### DATASET RECORDS
----------------------------------------

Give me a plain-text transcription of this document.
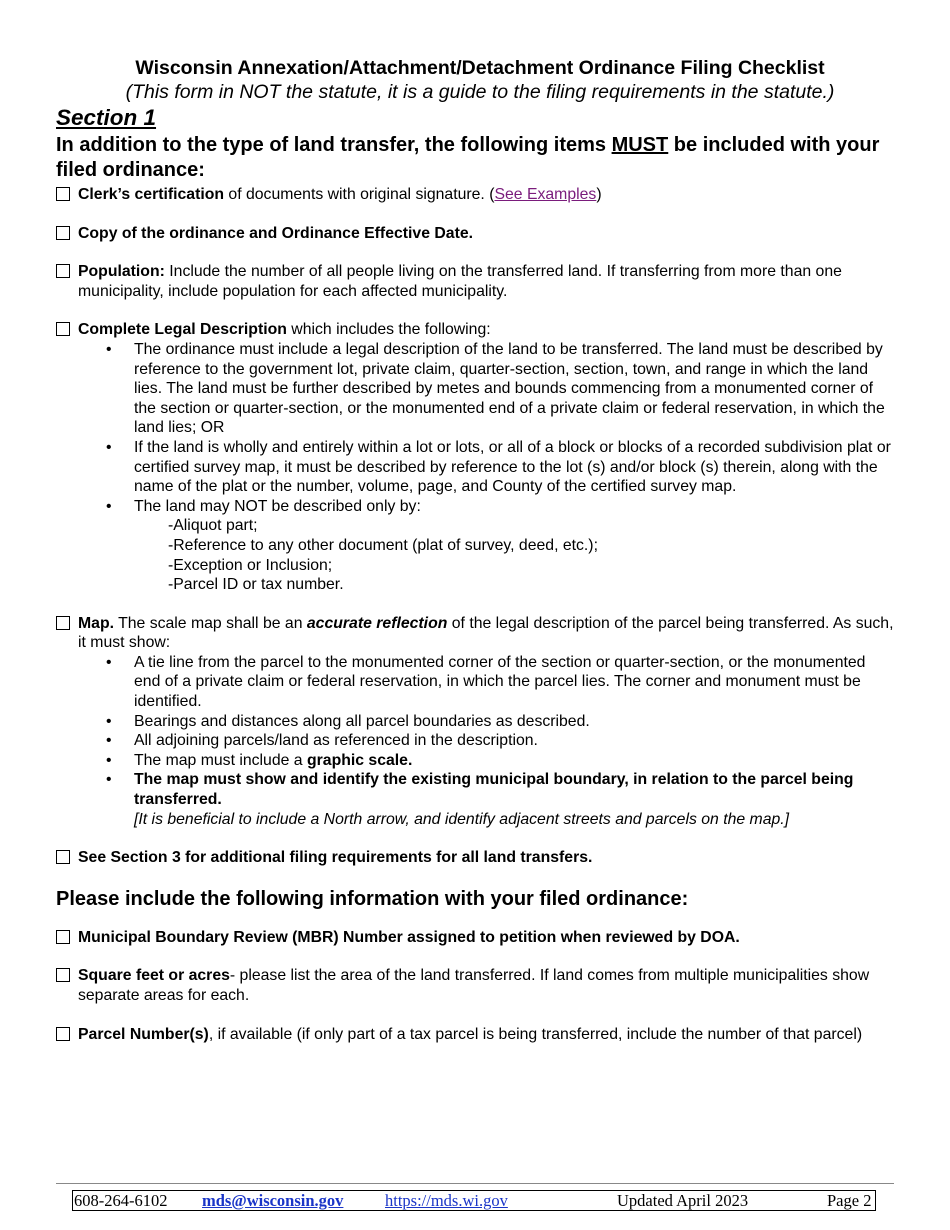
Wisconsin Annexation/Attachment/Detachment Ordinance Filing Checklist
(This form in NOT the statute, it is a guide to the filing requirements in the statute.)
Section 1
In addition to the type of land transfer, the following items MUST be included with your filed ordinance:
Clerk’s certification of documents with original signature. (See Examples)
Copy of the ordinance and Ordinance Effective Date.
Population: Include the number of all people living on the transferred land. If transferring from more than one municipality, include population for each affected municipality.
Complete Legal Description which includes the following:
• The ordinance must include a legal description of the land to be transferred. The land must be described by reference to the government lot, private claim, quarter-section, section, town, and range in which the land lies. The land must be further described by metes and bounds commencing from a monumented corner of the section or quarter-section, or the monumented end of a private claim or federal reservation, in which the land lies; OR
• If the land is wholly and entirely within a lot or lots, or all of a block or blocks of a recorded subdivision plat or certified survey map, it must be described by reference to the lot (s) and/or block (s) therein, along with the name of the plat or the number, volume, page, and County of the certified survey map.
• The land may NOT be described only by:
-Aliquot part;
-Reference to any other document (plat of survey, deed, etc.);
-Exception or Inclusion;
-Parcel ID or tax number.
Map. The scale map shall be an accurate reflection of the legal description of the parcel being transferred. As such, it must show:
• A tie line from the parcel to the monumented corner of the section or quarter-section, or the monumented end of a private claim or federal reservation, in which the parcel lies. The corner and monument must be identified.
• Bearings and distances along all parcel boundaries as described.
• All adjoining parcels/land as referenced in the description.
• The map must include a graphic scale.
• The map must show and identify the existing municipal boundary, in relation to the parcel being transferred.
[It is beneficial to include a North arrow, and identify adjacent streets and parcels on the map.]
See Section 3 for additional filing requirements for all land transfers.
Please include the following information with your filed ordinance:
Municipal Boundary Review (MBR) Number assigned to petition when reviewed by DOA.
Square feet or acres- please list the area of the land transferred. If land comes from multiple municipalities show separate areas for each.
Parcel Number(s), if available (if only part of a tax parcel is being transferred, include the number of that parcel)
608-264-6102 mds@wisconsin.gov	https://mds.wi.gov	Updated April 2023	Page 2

----------------------------------------

### YOUR INSTRUCTIONS
Copy out each record shown above without alteration, skipping any picture.

### OUTPUT FOR THIS EXERCISE
Give me a plain-text transcription of this document.
Wisconsin Annexation/Attachment/Detachment Ordinance Filing Checklist
(This form in NOT the statute, it is a guide to the filing requirements in the statute.)
Section 1
In addition to the type of land transfer, the following items MUST be included with your filed ordinance:
Clerk’s certification of documents with original signature. (See Examples)
Copy of the ordinance and Ordinance Effective Date.
Population: Include the number of all people living on the transferred land. If transferring from more than one municipality, include population for each affected municipality.
Complete Legal Description which includes the following:
• The ordinance must include a legal description of the land to be transferred. The land must be described by reference to the government lot, private claim, quarter-section, section, town, and range in which the land lies. The land must be further described by metes and bounds commencing from a monumented corner of the section or quarter-section, or the monumented end of a private claim or federal reservation, in which the land lies; OR
• If the land is wholly and entirely within a lot or lots, or all of a block or blocks of a recorded subdivision plat or certified survey map, it must be described by reference to the lot (s) and/or block (s) therein, along with the name of the plat or the number, volume, page, and County of the certified survey map.
• The land may NOT be described only by:
-Aliquot part;
-Reference to any other document (plat of survey, deed, etc.);
-Exception or Inclusion;
-Parcel ID or tax number.
Map. The scale map shall be an accurate reflection of the legal description of the parcel being transferred. As such, it must show:
• A tie line from the parcel to the monumented corner of the section or quarter-section, or the monumented end of a private claim or federal reservation, in which the parcel lies. The corner and monument must be identified.
• Bearings and distances along all parcel boundaries as described.
• All adjoining parcels/land as referenced in the description.
• The map must include a graphic scale.
• The map must show and identify the existing municipal boundary, in relation to the parcel being transferred.
[It is beneficial to include a North arrow, and identify adjacent streets and parcels on the map.]
See Section 3 for additional filing requirements for all land transfers.
Please include the following information with your filed ordinance:
Municipal Boundary Review (MBR) Number assigned to petition when reviewed by DOA.
Square feet or acres- please list the area of the land transferred. If land comes from multiple municipalities show separate areas for each.
Parcel Number(s), if available (if only part of a tax parcel is being transferred, include the number of that parcel)
608-264-6102 mds@wisconsin.gov	https://mds.wi.gov	Updated April 2023	Page 2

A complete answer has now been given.